(Record extracts):
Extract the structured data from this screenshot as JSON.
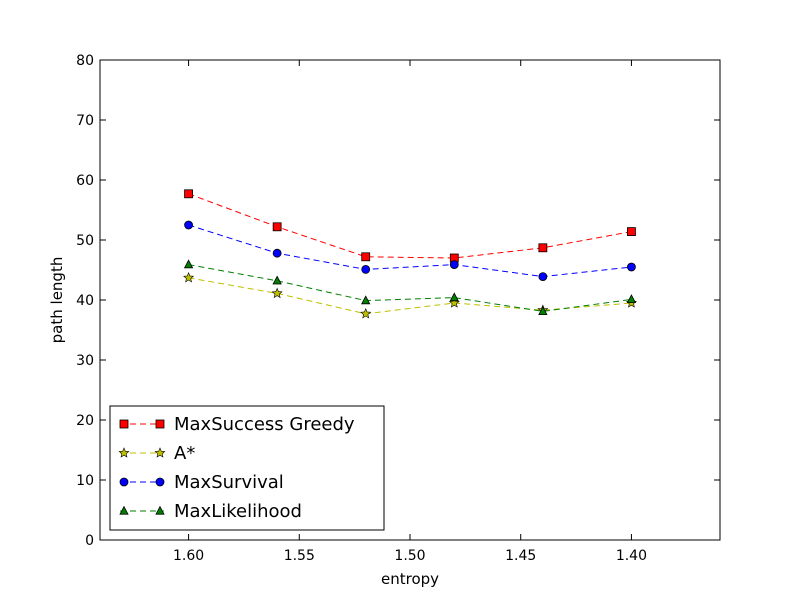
{
  "chart_data": {
    "type": "line",
    "title": "",
    "xlabel": "entropy",
    "ylabel": "path length",
    "x": [
      1.6,
      1.56,
      1.52,
      1.48,
      1.44,
      1.4
    ],
    "xlim": [
      1.64,
      1.36
    ],
    "ylim": [
      0,
      80
    ],
    "x_inverted": true,
    "xticks": [
      1.6,
      1.55,
      1.5,
      1.45,
      1.4
    ],
    "xtick_labels": [
      "1.60",
      "1.55",
      "1.50",
      "1.45",
      "1.40"
    ],
    "yticks": [
      0,
      10,
      20,
      30,
      40,
      50,
      60,
      70,
      80
    ],
    "ytick_labels": [
      "0",
      "10",
      "20",
      "30",
      "40",
      "50",
      "60",
      "70",
      "80"
    ],
    "grid": false,
    "legend_position": "lower-left",
    "series": [
      {
        "name": "MaxSuccess Greedy",
        "marker": "square",
        "color": "#ff0000",
        "values": [
          57.7,
          52.2,
          47.2,
          47.0,
          48.7,
          51.4
        ]
      },
      {
        "name": "A*",
        "marker": "star",
        "color": "#bfbf00",
        "values": [
          43.7,
          41.1,
          37.7,
          39.5,
          38.3,
          39.5
        ]
      },
      {
        "name": "MaxSurvival",
        "marker": "circle",
        "color": "#0000ff",
        "values": [
          52.5,
          47.8,
          45.1,
          45.9,
          43.9,
          45.5
        ]
      },
      {
        "name": "MaxLikelihood",
        "marker": "triangle",
        "color": "#007f00",
        "values": [
          45.9,
          43.2,
          39.9,
          40.4,
          38.1,
          40.1
        ]
      }
    ]
  }
}
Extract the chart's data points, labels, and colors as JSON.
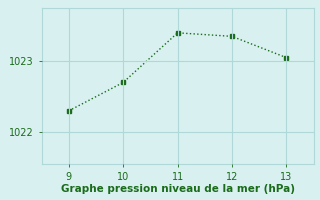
{
  "x": [
    9,
    10,
    11,
    12,
    13
  ],
  "y": [
    1022.3,
    1022.7,
    1023.4,
    1023.35,
    1023.05
  ],
  "line_color": "#1a6b1a",
  "marker": "s",
  "marker_size": 2.5,
  "bg_color": "#d8f0f0",
  "grid_color": "#b0d8d8",
  "xlabel": "Graphe pression niveau de la mer (hPa)",
  "xlabel_color": "#1a6b1a",
  "xlabel_fontsize": 7.5,
  "ytick_labels": [
    "1022",
    "1023"
  ],
  "ytick_values": [
    1022,
    1023
  ],
  "xtick_values": [
    9,
    10,
    11,
    12,
    13
  ],
  "xlim": [
    8.5,
    13.5
  ],
  "ylim": [
    1021.55,
    1023.75
  ],
  "tick_color": "#1a6b1a",
  "tick_fontsize": 7
}
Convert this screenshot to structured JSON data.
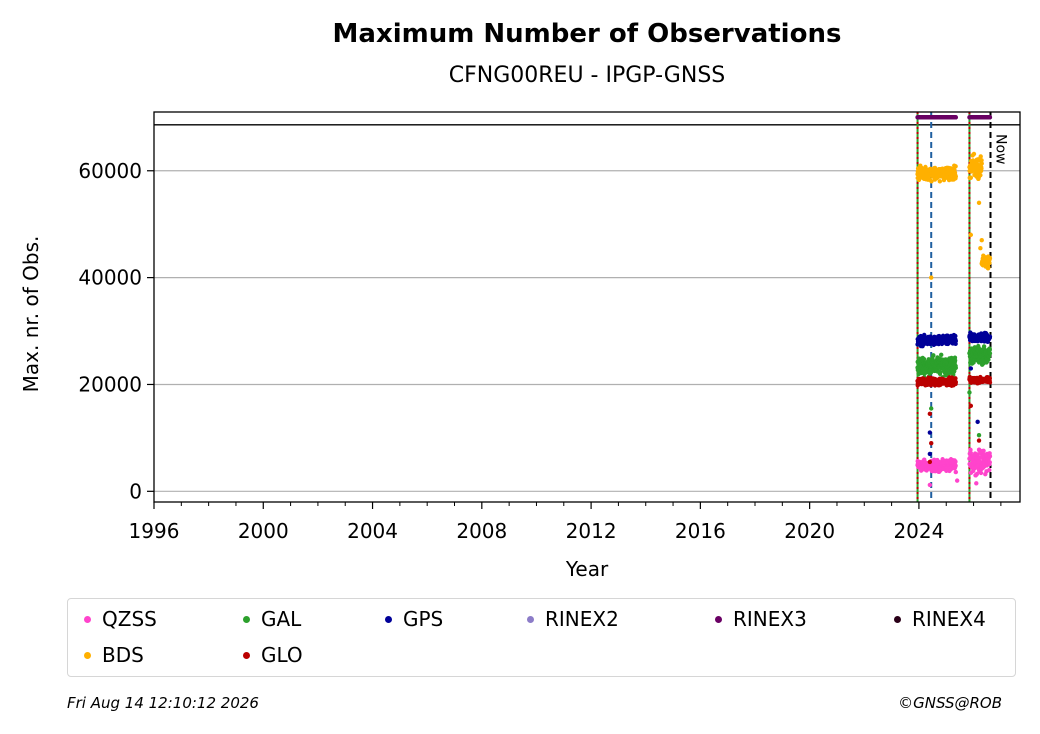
{
  "chart_data": {
    "type": "scatter",
    "title": "Maximum Number of Observations",
    "subtitle": "CFNG00REU - IPGP-GNSS",
    "xlabel": "Year",
    "ylabel": "Max. nr. of Obs.",
    "xlim": [
      1996,
      2027.7
    ],
    "ylim": [
      -2000,
      71000
    ],
    "x_ticks": [
      1996,
      2000,
      2004,
      2008,
      2012,
      2016,
      2020,
      2024
    ],
    "y_ticks": [
      0,
      20000,
      40000,
      60000
    ],
    "y_tick_labels": [
      "0",
      "20000",
      "40000",
      "60000"
    ],
    "grid": "horizontal",
    "legend_position": "bottom",
    "series": [
      {
        "name": "QZSS",
        "color": "#ff44cc",
        "segments": [
          {
            "x0": 2023.95,
            "x1": 2025.35,
            "y_min": 3000,
            "y_max": 6000,
            "center": 4800
          },
          {
            "x0": 2025.85,
            "x1": 2026.6,
            "y_min": 3000,
            "y_max": 9000,
            "center": 5500
          }
        ],
        "outliers": [
          [
            2024.4,
            1200
          ],
          [
            2025.4,
            2000
          ],
          [
            2026.1,
            1500
          ]
        ]
      },
      {
        "name": "GAL",
        "color": "#2ca02c",
        "segments": [
          {
            "x0": 2023.95,
            "x1": 2025.35,
            "y_min": 21000,
            "y_max": 26000,
            "center": 23500
          },
          {
            "x0": 2025.85,
            "x1": 2026.6,
            "y_min": 23500,
            "y_max": 28000,
            "center": 25500
          }
        ],
        "outliers": [
          [
            2024.45,
            15500
          ],
          [
            2025.85,
            18500
          ],
          [
            2026.2,
            10500
          ]
        ]
      },
      {
        "name": "GPS",
        "color": "#000099",
        "segments": [
          {
            "x0": 2023.95,
            "x1": 2025.35,
            "y_min": 27000,
            "y_max": 29500,
            "center": 28200
          },
          {
            "x0": 2025.85,
            "x1": 2026.6,
            "y_min": 27500,
            "y_max": 30000,
            "center": 28800
          }
        ],
        "outliers": [
          [
            2024.4,
            11000
          ],
          [
            2024.4,
            7000
          ],
          [
            2025.9,
            23000
          ],
          [
            2026.15,
            13000
          ],
          [
            2024.45,
            20000
          ]
        ]
      },
      {
        "name": "RINEX2",
        "color": "#8c7cc8",
        "segments": [],
        "outliers": []
      },
      {
        "name": "RINEX3",
        "color": "#6a0064",
        "segments": [
          {
            "x0": 2023.95,
            "x1": 2025.35,
            "y_min": 70000,
            "y_max": 70000,
            "center": 70000
          },
          {
            "x0": 2025.85,
            "x1": 2026.6,
            "y_min": 70000,
            "y_max": 70000,
            "center": 70000
          }
        ],
        "outliers": []
      },
      {
        "name": "RINEX4",
        "color": "#2a0018",
        "segments": [],
        "outliers": []
      },
      {
        "name": "BDS",
        "color": "#ffb000",
        "segments": [
          {
            "x0": 2023.95,
            "x1": 2025.35,
            "y_min": 58000,
            "y_max": 61500,
            "center": 59500
          },
          {
            "x0": 2025.85,
            "x1": 2026.3,
            "y_min": 58500,
            "y_max": 66000,
            "center": 60500
          },
          {
            "x0": 2026.3,
            "x1": 2026.6,
            "y_min": 41500,
            "y_max": 44500,
            "center": 43000
          }
        ],
        "outliers": [
          [
            2024.45,
            40000
          ],
          [
            2025.9,
            48000
          ],
          [
            2026.2,
            54000
          ],
          [
            2026.3,
            47000
          ],
          [
            2026.25,
            45500
          ]
        ]
      },
      {
        "name": "GLO",
        "color": "#bb0000",
        "segments": [
          {
            "x0": 2023.95,
            "x1": 2025.35,
            "y_min": 19500,
            "y_max": 21500,
            "center": 20500
          },
          {
            "x0": 2025.85,
            "x1": 2026.6,
            "y_min": 20000,
            "y_max": 21500,
            "center": 20800
          }
        ],
        "outliers": [
          [
            2024.4,
            14500
          ],
          [
            2024.45,
            9000
          ],
          [
            2024.4,
            5500
          ],
          [
            2025.9,
            16000
          ],
          [
            2026.2,
            9500
          ]
        ]
      }
    ],
    "vlines": [
      {
        "x": 2023.95,
        "color": "#2ca02c",
        "style": "solid"
      },
      {
        "x": 2023.95,
        "color": "#bb0000",
        "style": "dotted"
      },
      {
        "x": 2024.45,
        "color": "#1f5fa0",
        "style": "dashed"
      },
      {
        "x": 2025.85,
        "color": "#2ca02c",
        "style": "solid"
      },
      {
        "x": 2025.85,
        "color": "#bb0000",
        "style": "dotted"
      },
      {
        "x": 2026.62,
        "color": "#000000",
        "style": "dashed",
        "label": "Now"
      }
    ],
    "hlines": [
      {
        "y": 68600,
        "color": "#000000",
        "style": "solid"
      }
    ]
  },
  "legend": {
    "items": [
      {
        "label": "QZSS",
        "color": "#ff44cc"
      },
      {
        "label": "GAL",
        "color": "#2ca02c"
      },
      {
        "label": "GPS",
        "color": "#000099"
      },
      {
        "label": "RINEX2",
        "color": "#8c7cc8"
      },
      {
        "label": "RINEX3",
        "color": "#6a0064"
      },
      {
        "label": "RINEX4",
        "color": "#2a0018"
      },
      {
        "label": "BDS",
        "color": "#ffb000"
      },
      {
        "label": "GLO",
        "color": "#bb0000"
      }
    ]
  },
  "footer": {
    "timestamp": "Fri Aug 14 12:10:12 2026",
    "copyright": "©GNSS@ROB"
  }
}
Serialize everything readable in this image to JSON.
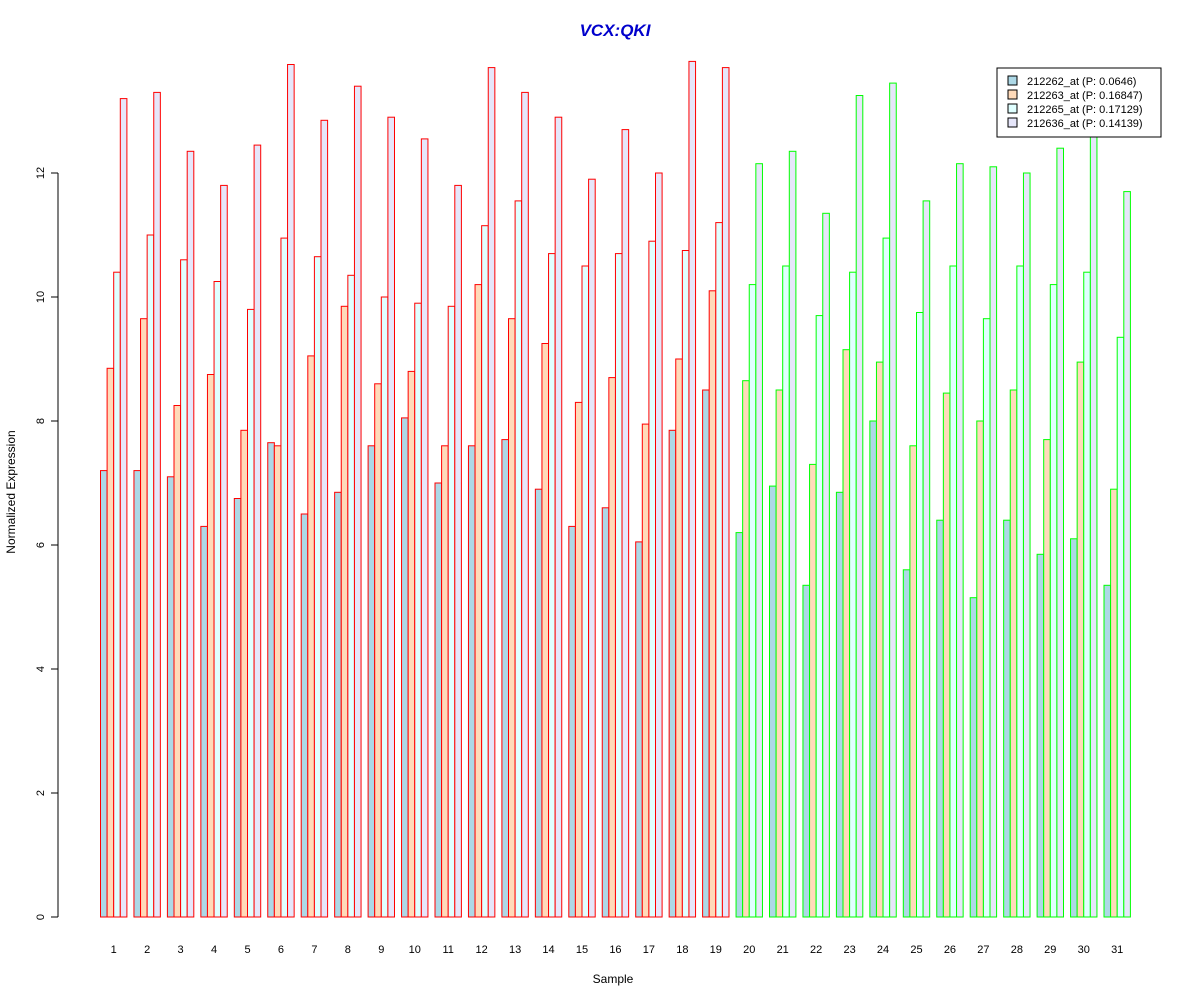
{
  "chart_data": {
    "type": "bar",
    "title": "VCX:QKI",
    "xlabel": "Sample",
    "ylabel": "Normalized Expression",
    "ylim": [
      0,
      14
    ],
    "yticks": [
      0,
      2,
      4,
      6,
      8,
      10,
      12
    ],
    "grid": false,
    "legend_position": "top-right",
    "categories": [
      "1",
      "2",
      "3",
      "4",
      "5",
      "6",
      "7",
      "8",
      "9",
      "10",
      "11",
      "12",
      "13",
      "14",
      "15",
      "16",
      "17",
      "18",
      "19",
      "20",
      "21",
      "22",
      "23",
      "24",
      "25",
      "26",
      "27",
      "28",
      "29",
      "30",
      "31"
    ],
    "groups": [
      {
        "samples": [
          1,
          2,
          3,
          4,
          5,
          6,
          7,
          8,
          9,
          10,
          11,
          12,
          13,
          14,
          15,
          16,
          17,
          18,
          19
        ],
        "border_color": "#ff0000"
      },
      {
        "samples": [
          20,
          21,
          22,
          23,
          24,
          25,
          26,
          27,
          28,
          29,
          30,
          31
        ],
        "border_color": "#00ff00"
      }
    ],
    "series": [
      {
        "name": "212262_at (P: 0.0646)",
        "fill": "#add8e6",
        "values": [
          7.2,
          7.2,
          7.1,
          6.3,
          6.75,
          7.65,
          6.5,
          6.85,
          7.6,
          8.05,
          7.0,
          7.6,
          7.7,
          6.9,
          6.3,
          6.6,
          6.05,
          7.85,
          8.5,
          6.2,
          6.95,
          5.35,
          6.85,
          8.0,
          5.6,
          6.4,
          5.15,
          6.4,
          5.85,
          6.1,
          5.35
        ]
      },
      {
        "name": "212263_at (P: 0.16847)",
        "fill": "#ffdab9",
        "values": [
          8.85,
          9.65,
          8.25,
          8.75,
          7.85,
          7.6,
          9.05,
          9.85,
          8.6,
          8.8,
          7.6,
          10.2,
          9.65,
          9.25,
          8.3,
          8.7,
          7.95,
          9.0,
          10.1,
          8.65,
          8.5,
          7.3,
          9.15,
          8.95,
          7.6,
          8.45,
          8.0,
          8.5,
          7.7,
          8.95,
          6.9
        ]
      },
      {
        "name": "212265_at (P: 0.17129)",
        "fill": "#e0ffff",
        "values": [
          10.4,
          11.0,
          10.6,
          10.25,
          9.8,
          10.95,
          10.65,
          10.35,
          10.0,
          9.9,
          9.85,
          11.15,
          11.55,
          10.7,
          10.5,
          10.7,
          10.9,
          10.75,
          11.2,
          10.2,
          10.5,
          9.7,
          10.4,
          10.95,
          9.75,
          10.5,
          9.65,
          10.5,
          10.2,
          10.4,
          9.35
        ]
      },
      {
        "name": "212636_at (P: 0.14139)",
        "fill": "#e6e6fa",
        "values": [
          13.2,
          13.3,
          12.35,
          11.8,
          12.45,
          13.75,
          12.85,
          13.4,
          12.9,
          12.55,
          11.8,
          13.7,
          13.3,
          12.9,
          11.9,
          12.7,
          12.0,
          13.8,
          13.7,
          12.15,
          12.35,
          11.35,
          13.25,
          13.45,
          11.55,
          12.15,
          12.1,
          12.0,
          12.4,
          12.6,
          11.7
        ]
      }
    ]
  }
}
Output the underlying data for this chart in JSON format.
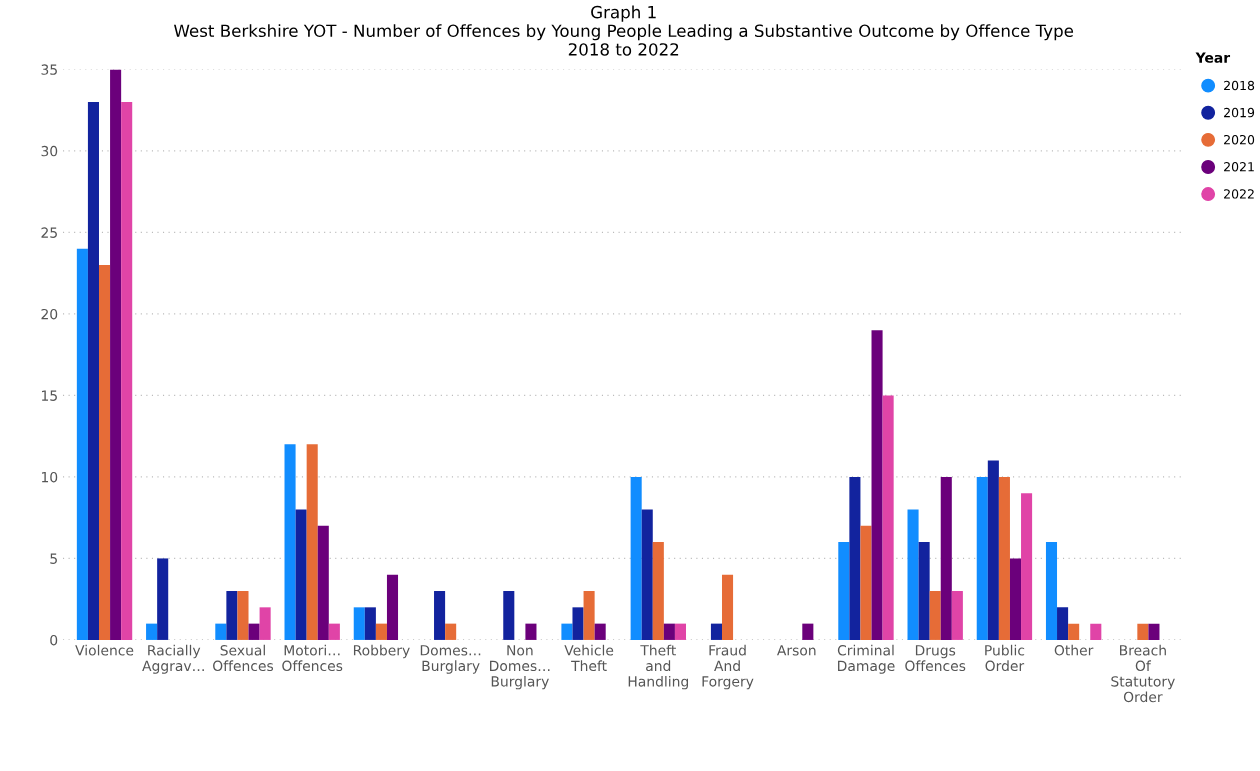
{
  "chart_data": {
    "type": "bar",
    "title": "Graph 1\nWest Berkshire YOT - Number of Offences by Young People Leading a Substantive Outcome by Offence Type\n2018 to 2022",
    "categories": [
      "Violence",
      "Racially Aggrav…",
      "Sexual Offences",
      "Motori… Offences",
      "Robbery",
      "Domes… Burglary",
      "Non Domes… Burglary",
      "Vehicle Theft",
      "Theft and Handling",
      "Fraud And Forgery",
      "Arson",
      "Criminal Damage",
      "Drugs Offences",
      "Public Order",
      "Other",
      "Breach Of Statutory Order"
    ],
    "series": [
      {
        "name": "2018",
        "color": "#118dff",
        "values": [
          24,
          1,
          1,
          12,
          2,
          null,
          null,
          1,
          10,
          null,
          null,
          6,
          8,
          10,
          6,
          null
        ]
      },
      {
        "name": "2019",
        "color": "#12239e",
        "values": [
          33,
          5,
          3,
          8,
          2,
          3,
          3,
          2,
          8,
          1,
          null,
          10,
          6,
          11,
          2,
          null
        ]
      },
      {
        "name": "2020",
        "color": "#e66c37",
        "values": [
          23,
          null,
          3,
          12,
          1,
          1,
          null,
          3,
          6,
          4,
          null,
          7,
          3,
          10,
          1,
          1
        ]
      },
      {
        "name": "2021",
        "color": "#6b007b",
        "values": [
          35,
          null,
          1,
          7,
          4,
          null,
          1,
          1,
          1,
          null,
          1,
          19,
          10,
          5,
          null,
          1
        ]
      },
      {
        "name": "2022",
        "color": "#e044a7",
        "values": [
          33,
          null,
          2,
          1,
          null,
          null,
          null,
          null,
          1,
          null,
          null,
          15,
          3,
          9,
          1,
          null
        ]
      }
    ],
    "legend_title": "Year",
    "legend": "top right",
    "ylim": [
      0,
      35
    ],
    "yticks": [
      0,
      5,
      10,
      15,
      20,
      25,
      30,
      35
    ],
    "grid": "y"
  }
}
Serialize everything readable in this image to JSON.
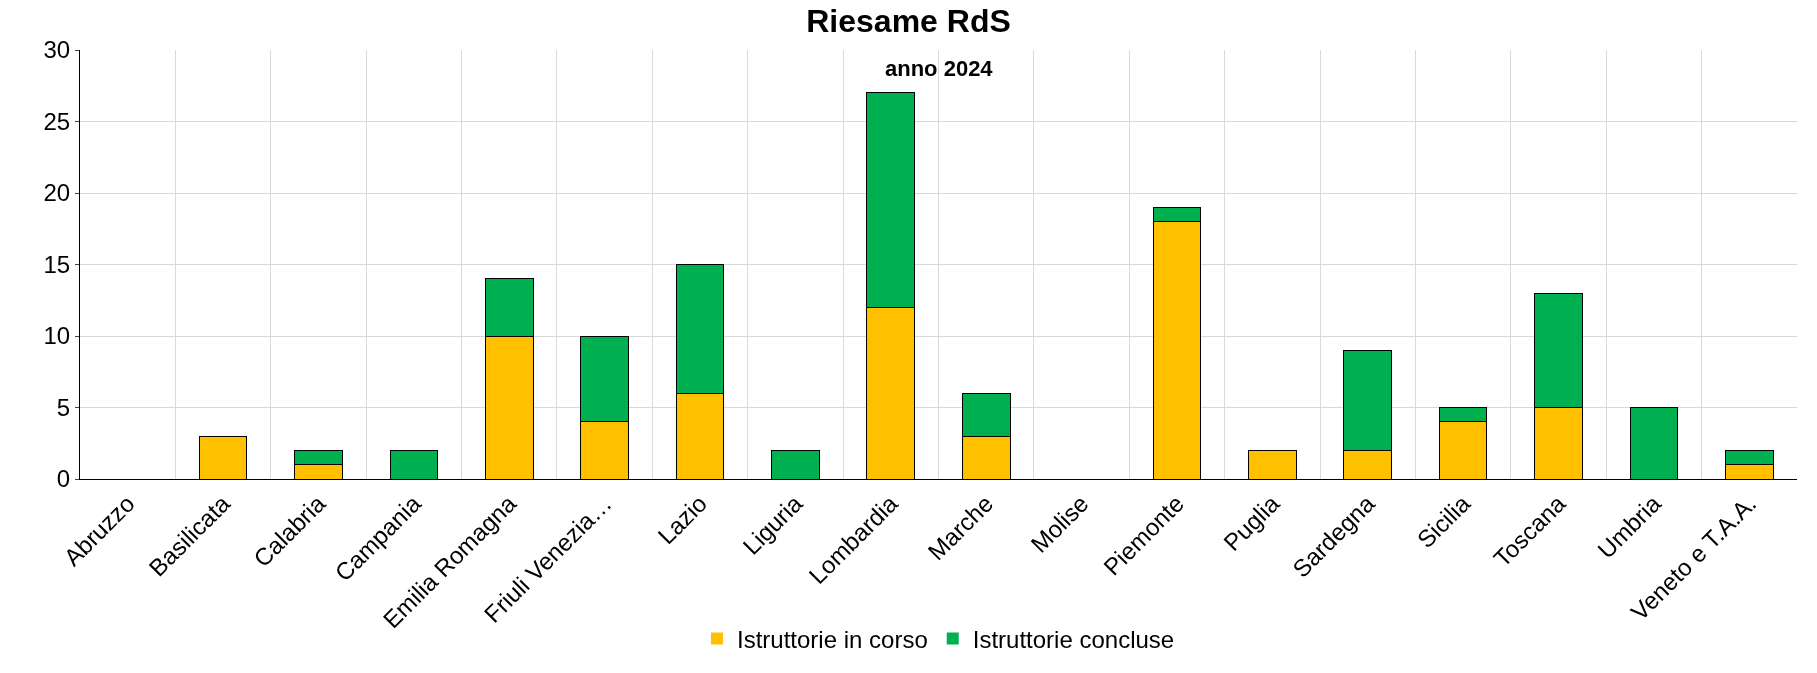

(Task description): Of the lines in the material above, state how many contain the string "this"; give no other text.

(Completed task): 5